EXERCISE DATA: Begin

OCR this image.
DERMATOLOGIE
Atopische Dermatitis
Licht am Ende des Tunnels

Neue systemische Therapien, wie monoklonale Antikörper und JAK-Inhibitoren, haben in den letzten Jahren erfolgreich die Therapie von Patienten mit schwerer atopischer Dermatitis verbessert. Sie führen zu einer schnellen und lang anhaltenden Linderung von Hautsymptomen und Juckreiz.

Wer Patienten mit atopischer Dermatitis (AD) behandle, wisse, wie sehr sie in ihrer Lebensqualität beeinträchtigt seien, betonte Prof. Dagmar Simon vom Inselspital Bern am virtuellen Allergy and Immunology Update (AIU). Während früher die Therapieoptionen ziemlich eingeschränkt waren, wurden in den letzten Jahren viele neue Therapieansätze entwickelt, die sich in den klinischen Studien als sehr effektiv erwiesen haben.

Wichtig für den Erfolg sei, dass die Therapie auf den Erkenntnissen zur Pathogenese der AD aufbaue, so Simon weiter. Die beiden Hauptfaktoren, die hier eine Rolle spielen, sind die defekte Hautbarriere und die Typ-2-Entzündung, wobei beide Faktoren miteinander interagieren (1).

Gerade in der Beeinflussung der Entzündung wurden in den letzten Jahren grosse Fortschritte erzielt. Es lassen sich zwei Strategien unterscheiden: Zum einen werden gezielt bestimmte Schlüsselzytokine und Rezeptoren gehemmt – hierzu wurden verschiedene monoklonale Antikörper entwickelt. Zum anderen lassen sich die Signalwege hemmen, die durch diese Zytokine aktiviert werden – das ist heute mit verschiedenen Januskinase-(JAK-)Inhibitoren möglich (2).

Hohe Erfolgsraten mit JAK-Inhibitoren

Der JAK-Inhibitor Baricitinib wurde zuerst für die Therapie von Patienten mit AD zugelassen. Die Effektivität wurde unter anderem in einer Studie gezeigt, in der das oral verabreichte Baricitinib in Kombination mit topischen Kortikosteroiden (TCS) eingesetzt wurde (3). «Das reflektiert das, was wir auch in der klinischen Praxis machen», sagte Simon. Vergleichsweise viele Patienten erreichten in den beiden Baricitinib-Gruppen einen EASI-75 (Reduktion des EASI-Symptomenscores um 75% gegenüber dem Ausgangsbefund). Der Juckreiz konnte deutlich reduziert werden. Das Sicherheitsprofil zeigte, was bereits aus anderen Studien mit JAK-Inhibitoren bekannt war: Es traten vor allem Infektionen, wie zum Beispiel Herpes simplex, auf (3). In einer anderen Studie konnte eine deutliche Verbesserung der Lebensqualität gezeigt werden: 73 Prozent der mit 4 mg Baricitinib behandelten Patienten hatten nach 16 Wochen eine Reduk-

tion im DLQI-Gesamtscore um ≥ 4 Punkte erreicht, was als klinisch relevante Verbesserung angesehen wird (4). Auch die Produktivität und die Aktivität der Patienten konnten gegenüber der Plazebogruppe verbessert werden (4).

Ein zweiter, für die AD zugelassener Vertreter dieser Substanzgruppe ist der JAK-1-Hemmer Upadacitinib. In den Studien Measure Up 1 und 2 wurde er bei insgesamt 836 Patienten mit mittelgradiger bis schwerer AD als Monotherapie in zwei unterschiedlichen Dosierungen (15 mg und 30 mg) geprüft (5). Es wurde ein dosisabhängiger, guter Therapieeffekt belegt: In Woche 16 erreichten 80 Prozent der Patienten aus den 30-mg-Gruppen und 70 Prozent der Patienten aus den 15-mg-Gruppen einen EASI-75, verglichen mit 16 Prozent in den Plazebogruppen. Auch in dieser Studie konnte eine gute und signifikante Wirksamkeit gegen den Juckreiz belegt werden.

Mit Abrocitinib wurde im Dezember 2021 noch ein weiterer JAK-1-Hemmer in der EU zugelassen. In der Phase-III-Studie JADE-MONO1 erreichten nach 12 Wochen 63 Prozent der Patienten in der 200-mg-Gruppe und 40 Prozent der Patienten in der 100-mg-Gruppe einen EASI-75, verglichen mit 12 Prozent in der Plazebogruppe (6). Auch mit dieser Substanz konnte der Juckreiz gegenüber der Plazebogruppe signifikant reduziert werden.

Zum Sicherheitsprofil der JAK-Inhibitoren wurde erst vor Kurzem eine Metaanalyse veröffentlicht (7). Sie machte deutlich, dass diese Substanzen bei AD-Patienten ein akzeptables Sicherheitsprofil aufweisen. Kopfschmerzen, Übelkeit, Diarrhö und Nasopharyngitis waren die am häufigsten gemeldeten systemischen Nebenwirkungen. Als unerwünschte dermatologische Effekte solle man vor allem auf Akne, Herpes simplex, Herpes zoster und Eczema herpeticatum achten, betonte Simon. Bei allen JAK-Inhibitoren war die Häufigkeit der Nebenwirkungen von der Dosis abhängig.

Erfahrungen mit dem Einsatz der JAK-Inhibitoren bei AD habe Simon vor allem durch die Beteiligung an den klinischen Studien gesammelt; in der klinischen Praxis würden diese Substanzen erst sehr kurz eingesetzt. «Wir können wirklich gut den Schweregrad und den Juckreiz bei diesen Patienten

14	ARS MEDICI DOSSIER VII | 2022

EXERCISE DATA: End

[ABOUT THIS TASK]
Pick each line holding "Jahren" out of the entries above and return it.

[RESPONSE TO THIS TASK]
Neue systemische Therapien, wie monoklonale Antikörper und JAK-Inhibitoren, haben in den letzten Jahren erfolgreich die Therapie von Patienten mit schwerer atopischer Dermatitis verbessert. Sie führen zu einer schnellen und lang anhaltenden Linderung von Hautsymptomen und Juckreiz.
Wer Patienten mit atopischer Dermatitis (AD) behandle, wisse, wie sehr sie in ihrer Lebensqualität beeinträchtigt seien, betonte Prof. Dagmar Simon vom Inselspital Bern am virtuellen Allergy and Immunology Update (AIU). Während früher die Therapieoptionen ziemlich eingeschränkt waren, wurden in den letzten Jahren viele neue Therapieansätze entwickelt, die sich in den klinischen Studien als sehr effektiv erwiesen haben.
Gerade in der Beeinflussung der Entzündung wurden in den letzten Jahren grosse Fortschritte erzielt. Es lassen sich zwei Strategien unterscheiden: Zum einen werden gezielt bestimmte Schlüsselzytokine und Rezeptoren gehemmt – hierzu wurden verschiedene monoklonale Antikörper entwickelt. Zum anderen lassen sich die Signalwege hemmen, die durch diese Zytokine aktiviert werden – das ist heute mit verschiedenen Januskinase-(JAK-)Inhibitoren möglich (2).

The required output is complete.